## [Direction]
Give back a single number, the count of lines containing the word "xlabel".

** begin Dataset records **

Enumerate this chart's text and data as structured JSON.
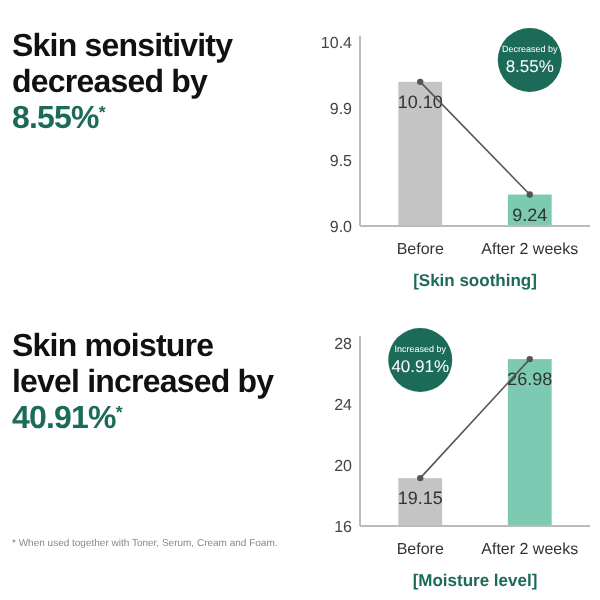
{
  "chart_data": [
    {
      "type": "bar",
      "title": "Skin sensitivity\ndecreased by\n8.55%$^{*}$",
      "xlabel": "[Skin soothing]",
      "categories": [
        "Before",
        "After 2 weeks"
      ],
      "series": [
        {
          "type": "bar",
          "values": [
            10.1,
            9.24
          ],
          "colors": [
            "#c4c4c4",
            "#7ccab2"
          ],
          "value_labels": [
            "10.10",
            "9.24"
          ]
        },
        {
          "type": "line",
          "values": [
            10.1,
            9.24
          ],
          "color": "#555555",
          "marker": "circle"
        }
      ],
      "ylim": [
        9.0,
        10.45
      ],
      "yticks": [
        {
          "value": 9.0,
          "label": "9.0"
        },
        9.5,
        9.9,
        10.4
      ],
      "grid": false,
      "annotations": [
        "Decreased by",
        "8.55%"
      ]
    },
    {
      "type": "bar",
      "title": "Skin moisture\nlevel increased by\n40.91%$^{*}$",
      "xlabel": "[Moisture level]",
      "categories": [
        "Before",
        "After 2 weeks"
      ],
      "series": [
        {
          "type": "bar",
          "values": [
            19.15,
            26.98
          ],
          "colors": [
            "#c4c4c4",
            "#7ccab2"
          ],
          "value_labels": [
            "19.15",
            "26.98"
          ]
        },
        {
          "type": "line",
          "values": [
            19.15,
            26.98
          ],
          "color": "#555555",
          "marker": "circle"
        }
      ],
      "ylim": [
        16,
        28.5
      ],
      "yticks": [
        16,
        20,
        24,
        28
      ],
      "grid": false,
      "annotations": [
        "Increased by",
        "40.91%",
        "* When used together with Toner, Serum, Cream and Foam."
      ]
    }
  ]
}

** end Dataset records **

## [Solution for this exercise]
2